RECORD LIST:
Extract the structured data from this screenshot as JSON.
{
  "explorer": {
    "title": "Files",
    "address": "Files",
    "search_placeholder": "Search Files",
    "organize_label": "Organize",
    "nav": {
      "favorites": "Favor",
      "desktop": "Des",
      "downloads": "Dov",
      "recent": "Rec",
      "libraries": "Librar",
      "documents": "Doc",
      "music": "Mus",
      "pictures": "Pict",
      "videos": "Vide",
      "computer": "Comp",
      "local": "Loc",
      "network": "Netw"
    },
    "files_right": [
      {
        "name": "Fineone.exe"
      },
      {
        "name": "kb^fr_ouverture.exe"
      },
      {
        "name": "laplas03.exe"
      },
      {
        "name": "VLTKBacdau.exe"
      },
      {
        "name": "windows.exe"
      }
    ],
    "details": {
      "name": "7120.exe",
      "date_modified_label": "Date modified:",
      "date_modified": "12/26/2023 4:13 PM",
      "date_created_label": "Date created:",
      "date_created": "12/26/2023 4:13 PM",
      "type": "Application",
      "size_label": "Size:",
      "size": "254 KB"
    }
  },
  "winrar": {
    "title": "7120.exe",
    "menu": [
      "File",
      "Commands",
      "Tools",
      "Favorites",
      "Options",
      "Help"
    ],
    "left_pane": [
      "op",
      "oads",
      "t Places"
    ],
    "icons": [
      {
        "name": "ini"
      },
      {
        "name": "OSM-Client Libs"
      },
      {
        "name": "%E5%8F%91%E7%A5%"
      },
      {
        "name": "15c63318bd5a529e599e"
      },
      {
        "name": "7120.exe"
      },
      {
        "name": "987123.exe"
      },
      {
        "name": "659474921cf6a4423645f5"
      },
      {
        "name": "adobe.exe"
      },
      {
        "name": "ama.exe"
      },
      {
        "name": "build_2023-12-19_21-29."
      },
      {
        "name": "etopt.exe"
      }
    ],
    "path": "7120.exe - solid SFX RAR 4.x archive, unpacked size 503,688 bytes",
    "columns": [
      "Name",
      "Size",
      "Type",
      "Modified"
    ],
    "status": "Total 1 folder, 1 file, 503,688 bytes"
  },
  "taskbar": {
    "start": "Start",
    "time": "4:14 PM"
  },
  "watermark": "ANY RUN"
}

YOUR GOAL: Copy every record exactly as presented.

CORRECT OUTPUT:
Extract the structured data from this screenshot as JSON.
{
  "explorer": {
    "title": "Files",
    "address": "Files",
    "search_placeholder": "Search Files",
    "organize_label": "Organize",
    "nav": {
      "favorites": "Favor",
      "desktop": "Des",
      "downloads": "Dov",
      "recent": "Rec",
      "libraries": "Librar",
      "documents": "Doc",
      "music": "Mus",
      "pictures": "Pict",
      "videos": "Vide",
      "computer": "Comp",
      "local": "Loc",
      "network": "Netw"
    },
    "files_right": [
      {
        "name": "Fineone.exe"
      },
      {
        "name": "kb^fr_ouverture.exe"
      },
      {
        "name": "laplas03.exe"
      },
      {
        "name": "VLTKBacdau.exe"
      },
      {
        "name": "windows.exe"
      }
    ],
    "details": {
      "name": "7120.exe",
      "date_modified_label": "Date modified:",
      "date_modified": "12/26/2023 4:13 PM",
      "date_created_label": "Date created:",
      "date_created": "12/26/2023 4:13 PM",
      "type": "Application",
      "size_label": "Size:",
      "size": "254 KB"
    }
  },
  "winrar": {
    "title": "7120.exe",
    "menu": [
      "File",
      "Commands",
      "Tools",
      "Favorites",
      "Options",
      "Help"
    ],
    "left_pane": [
      "op",
      "oads",
      "t Places"
    ],
    "icons": [
      {
        "name": "ini"
      },
      {
        "name": "OSM-Client Libs"
      },
      {
        "name": "%E5%8F%91%E7%A5%"
      },
      {
        "name": "15c63318bd5a529e599e"
      },
      {
        "name": "7120.exe"
      },
      {
        "name": "987123.exe"
      },
      {
        "name": "659474921cf6a4423645f5"
      },
      {
        "name": "adobe.exe"
      },
      {
        "name": "ama.exe"
      },
      {
        "name": "build_2023-12-19_21-29."
      },
      {
        "name": "etopt.exe"
      }
    ],
    "path": "7120.exe - solid SFX RAR 4.x archive, unpacked size 503,688 bytes",
    "columns": [
      "Name",
      "Size",
      "Type",
      "Modified"
    ],
    "status": "Total 1 folder, 1 file, 503,688 bytes"
  },
  "taskbar": {
    "start": "Start",
    "time": "4:14 PM"
  },
  "watermark": "ANY RUN"
}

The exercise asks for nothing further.